» ASSIGNMENT
Write out the following listing in full, exactly as it reads.

━━ DATASET CONTENT ━━

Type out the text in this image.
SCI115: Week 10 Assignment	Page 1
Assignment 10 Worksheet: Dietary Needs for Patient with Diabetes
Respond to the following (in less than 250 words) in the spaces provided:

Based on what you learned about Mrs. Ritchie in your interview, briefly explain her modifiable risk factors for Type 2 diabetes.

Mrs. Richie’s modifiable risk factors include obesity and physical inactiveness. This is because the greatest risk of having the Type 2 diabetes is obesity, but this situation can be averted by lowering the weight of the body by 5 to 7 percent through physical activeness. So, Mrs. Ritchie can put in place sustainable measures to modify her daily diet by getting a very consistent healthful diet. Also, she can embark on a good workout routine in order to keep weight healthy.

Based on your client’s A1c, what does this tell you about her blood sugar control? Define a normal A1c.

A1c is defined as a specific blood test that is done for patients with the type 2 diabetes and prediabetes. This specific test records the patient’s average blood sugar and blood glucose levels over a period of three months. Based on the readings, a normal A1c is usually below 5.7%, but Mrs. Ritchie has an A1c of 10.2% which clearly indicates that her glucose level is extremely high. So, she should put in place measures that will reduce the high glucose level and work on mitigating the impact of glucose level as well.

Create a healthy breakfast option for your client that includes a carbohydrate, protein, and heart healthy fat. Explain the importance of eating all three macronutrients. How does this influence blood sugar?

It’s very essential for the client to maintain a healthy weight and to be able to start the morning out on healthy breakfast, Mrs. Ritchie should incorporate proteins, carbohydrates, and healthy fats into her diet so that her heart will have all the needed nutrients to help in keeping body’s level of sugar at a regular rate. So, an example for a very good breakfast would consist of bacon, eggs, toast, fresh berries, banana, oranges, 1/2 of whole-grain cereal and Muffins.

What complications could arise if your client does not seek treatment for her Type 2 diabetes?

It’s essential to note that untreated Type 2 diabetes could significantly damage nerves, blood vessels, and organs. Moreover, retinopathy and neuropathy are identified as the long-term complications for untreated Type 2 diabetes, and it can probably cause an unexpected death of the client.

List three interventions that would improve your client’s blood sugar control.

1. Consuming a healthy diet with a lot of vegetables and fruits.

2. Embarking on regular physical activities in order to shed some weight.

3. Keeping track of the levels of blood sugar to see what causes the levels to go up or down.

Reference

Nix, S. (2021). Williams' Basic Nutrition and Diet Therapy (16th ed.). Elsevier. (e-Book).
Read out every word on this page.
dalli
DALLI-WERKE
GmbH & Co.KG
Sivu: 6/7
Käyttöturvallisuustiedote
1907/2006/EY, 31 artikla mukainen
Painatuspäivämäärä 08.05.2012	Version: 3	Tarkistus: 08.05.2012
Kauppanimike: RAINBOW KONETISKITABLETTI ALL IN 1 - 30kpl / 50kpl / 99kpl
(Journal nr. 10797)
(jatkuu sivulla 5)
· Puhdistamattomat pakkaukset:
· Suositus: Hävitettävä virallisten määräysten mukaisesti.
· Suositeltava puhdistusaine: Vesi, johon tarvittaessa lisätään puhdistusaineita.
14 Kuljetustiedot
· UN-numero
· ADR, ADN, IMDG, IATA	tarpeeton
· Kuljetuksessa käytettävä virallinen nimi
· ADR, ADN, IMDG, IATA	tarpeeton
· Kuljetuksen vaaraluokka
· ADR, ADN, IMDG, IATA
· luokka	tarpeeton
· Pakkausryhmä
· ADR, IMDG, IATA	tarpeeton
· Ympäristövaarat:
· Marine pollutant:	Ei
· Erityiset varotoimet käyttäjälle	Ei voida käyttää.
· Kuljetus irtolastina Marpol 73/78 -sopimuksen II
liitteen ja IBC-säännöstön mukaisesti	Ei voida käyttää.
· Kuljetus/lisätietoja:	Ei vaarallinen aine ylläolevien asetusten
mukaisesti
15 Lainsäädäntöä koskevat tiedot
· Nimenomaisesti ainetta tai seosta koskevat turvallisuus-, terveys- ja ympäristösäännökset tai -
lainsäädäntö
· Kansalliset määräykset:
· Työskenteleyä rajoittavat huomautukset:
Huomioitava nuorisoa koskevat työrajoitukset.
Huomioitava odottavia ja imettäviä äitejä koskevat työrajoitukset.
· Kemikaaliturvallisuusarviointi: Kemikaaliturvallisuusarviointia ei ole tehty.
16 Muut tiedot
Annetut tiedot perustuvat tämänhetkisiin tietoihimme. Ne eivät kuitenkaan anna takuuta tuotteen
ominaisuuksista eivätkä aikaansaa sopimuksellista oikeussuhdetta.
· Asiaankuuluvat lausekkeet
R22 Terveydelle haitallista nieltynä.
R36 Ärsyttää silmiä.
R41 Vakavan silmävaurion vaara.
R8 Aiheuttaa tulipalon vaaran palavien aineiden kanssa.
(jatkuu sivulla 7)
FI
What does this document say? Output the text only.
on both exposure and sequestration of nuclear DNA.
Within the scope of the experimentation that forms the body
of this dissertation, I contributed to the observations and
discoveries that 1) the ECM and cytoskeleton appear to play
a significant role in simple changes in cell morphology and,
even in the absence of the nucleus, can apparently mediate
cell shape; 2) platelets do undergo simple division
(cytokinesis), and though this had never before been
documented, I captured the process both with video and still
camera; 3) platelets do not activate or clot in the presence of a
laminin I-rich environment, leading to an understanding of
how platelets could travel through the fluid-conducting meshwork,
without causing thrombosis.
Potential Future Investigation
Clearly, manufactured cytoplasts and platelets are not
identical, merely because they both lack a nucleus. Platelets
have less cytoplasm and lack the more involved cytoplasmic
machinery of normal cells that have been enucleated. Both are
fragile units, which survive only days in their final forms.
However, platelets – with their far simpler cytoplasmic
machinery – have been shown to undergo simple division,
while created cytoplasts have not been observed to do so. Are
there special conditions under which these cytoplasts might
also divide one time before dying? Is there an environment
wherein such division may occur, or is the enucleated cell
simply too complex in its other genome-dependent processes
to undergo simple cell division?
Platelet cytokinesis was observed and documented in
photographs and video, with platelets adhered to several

━━━

» RESPONSE TO THE EXERCISE
Type out the text in this image.
SCI115: Week 10 Assignment	Page 1
Assignment 10 Worksheet: Dietary Needs for Patient with Diabetes
Respond to the following (in less than 250 words) in the spaces provided:

Based on what you learned about Mrs. Ritchie in your interview, briefly explain her modifiable risk factors for Type 2 diabetes.

Mrs. Richie’s modifiable risk factors include obesity and physical inactiveness. This is because the greatest risk of having the Type 2 diabetes is obesity, but this situation can be averted by lowering the weight of the body by 5 to 7 percent through physical activeness. So, Mrs. Ritchie can put in place sustainable measures to modify her daily diet by getting a very consistent healthful diet. Also, she can embark on a good workout routine in order to keep weight healthy.

Based on your client’s A1c, what does this tell you about her blood sugar control? Define a normal A1c.

A1c is defined as a specific blood test that is done for patients with the type 2 diabetes and prediabetes. This specific test records the patient’s average blood sugar and blood glucose levels over a period of three months. Based on the readings, a normal A1c is usually below 5.7%, but Mrs. Ritchie has an A1c of 10.2% which clearly indicates that her glucose level is extremely high. So, she should put in place measures that will reduce the high glucose level and work on mitigating the impact of glucose level as well.

Create a healthy breakfast option for your client that includes a carbohydrate, protein, and heart healthy fat. Explain the importance of eating all three macronutrients. How does this influence blood sugar?

It’s very essential for the client to maintain a healthy weight and to be able to start the morning out on healthy breakfast, Mrs. Ritchie should incorporate proteins, carbohydrates, and healthy fats into her diet so that her heart will have all the needed nutrients to help in keeping body’s level of sugar at a regular rate. So, an example for a very good breakfast would consist of bacon, eggs, toast, fresh berries, banana, oranges, 1/2 of whole-grain cereal and Muffins.

What complications could arise if your client does not seek treatment for her Type 2 diabetes?

It’s essential to note that untreated Type 2 diabetes could significantly damage nerves, blood vessels, and organs. Moreover, retinopathy and neuropathy are identified as the long-term complications for untreated Type 2 diabetes, and it can probably cause an unexpected death of the client.

List three interventions that would improve your client’s blood sugar control.

1. Consuming a healthy diet with a lot of vegetables and fruits.

2. Embarking on regular physical activities in order to shed some weight.

3. Keeping track of the levels of blood sugar to see what causes the levels to go up or down.

Reference

Nix, S. (2021). Williams' Basic Nutrition and Diet Therapy (16th ed.). Elsevier. (e-Book).
Read out every word on this page.
dalli
DALLI-WERKE
GmbH & Co.KG
Sivu: 6/7
Käyttöturvallisuustiedote
1907/2006/EY, 31 artikla mukainen
Painatuspäivämäärä 08.05.2012	Version: 3	Tarkistus: 08.05.2012
Kauppanimike: RAINBOW KONETISKITABLETTI ALL IN 1 - 30kpl / 50kpl / 99kpl
(Journal nr. 10797)
(jatkuu sivulla 5)
· Puhdistamattomat pakkaukset:
· Suositus: Hävitettävä virallisten määräysten mukaisesti.
· Suositeltava puhdistusaine: Vesi, johon tarvittaessa lisätään puhdistusaineita.
14 Kuljetustiedot
· UN-numero
· ADR, ADN, IMDG, IATA	tarpeeton
· Kuljetuksessa käytettävä virallinen nimi
· ADR, ADN, IMDG, IATA	tarpeeton
· Kuljetuksen vaaraluokka
· ADR, ADN, IMDG, IATA
· luokka	tarpeeton
· Pakkausryhmä
· ADR, IMDG, IATA	tarpeeton
· Ympäristövaarat:
· Marine pollutant:	Ei
· Erityiset varotoimet käyttäjälle	Ei voida käyttää.
· Kuljetus irtolastina Marpol 73/78 -sopimuksen II
liitteen ja IBC-säännöstön mukaisesti	Ei voida käyttää.
· Kuljetus/lisätietoja:	Ei vaarallinen aine ylläolevien asetusten
mukaisesti
15 Lainsäädäntöä koskevat tiedot
· Nimenomaisesti ainetta tai seosta koskevat turvallisuus-, terveys- ja ympäristösäännökset tai -
lainsäädäntö
· Kansalliset määräykset:
· Työskenteleyä rajoittavat huomautukset:
Huomioitava nuorisoa koskevat työrajoitukset.
Huomioitava odottavia ja imettäviä äitejä koskevat työrajoitukset.
· Kemikaaliturvallisuusarviointi: Kemikaaliturvallisuusarviointia ei ole tehty.
16 Muut tiedot
Annetut tiedot perustuvat tämänhetkisiin tietoihimme. Ne eivät kuitenkaan anna takuuta tuotteen
ominaisuuksista eivätkä aikaansaa sopimuksellista oikeussuhdetta.
· Asiaankuuluvat lausekkeet
R22 Terveydelle haitallista nieltynä.
R36 Ärsyttää silmiä.
R41 Vakavan silmävaurion vaara.
R8 Aiheuttaa tulipalon vaaran palavien aineiden kanssa.
(jatkuu sivulla 7)
FI
What does this document say? Output the text only.
on both exposure and sequestration of nuclear DNA.
Within the scope of the experimentation that forms the body
of this dissertation, I contributed to the observations and
discoveries that 1) the ECM and cytoskeleton appear to play
a significant role in simple changes in cell morphology and,
even in the absence of the nucleus, can apparently mediate
cell shape; 2) platelets do undergo simple division
(cytokinesis), and though this had never before been
documented, I captured the process both with video and still
camera; 3) platelets do not activate or clot in the presence of a
laminin I-rich environment, leading to an understanding of
how platelets could travel through the fluid-conducting meshwork,
without causing thrombosis.
Potential Future Investigation
Clearly, manufactured cytoplasts and platelets are not
identical, merely because they both lack a nucleus. Platelets
have less cytoplasm and lack the more involved cytoplasmic
machinery of normal cells that have been enucleated. Both are
fragile units, which survive only days in their final forms.
However, platelets – with their far simpler cytoplasmic
machinery – have been shown to undergo simple division,
while created cytoplasts have not been observed to do so. Are
there special conditions under which these cytoplasts might
also divide one time before dying? Is there an environment
wherein such division may occur, or is the enucleated cell
simply too complex in its other genome-dependent processes
to undergo simple cell division?
Platelet cytokinesis was observed and documented in
photographs and video, with platelets adhered to several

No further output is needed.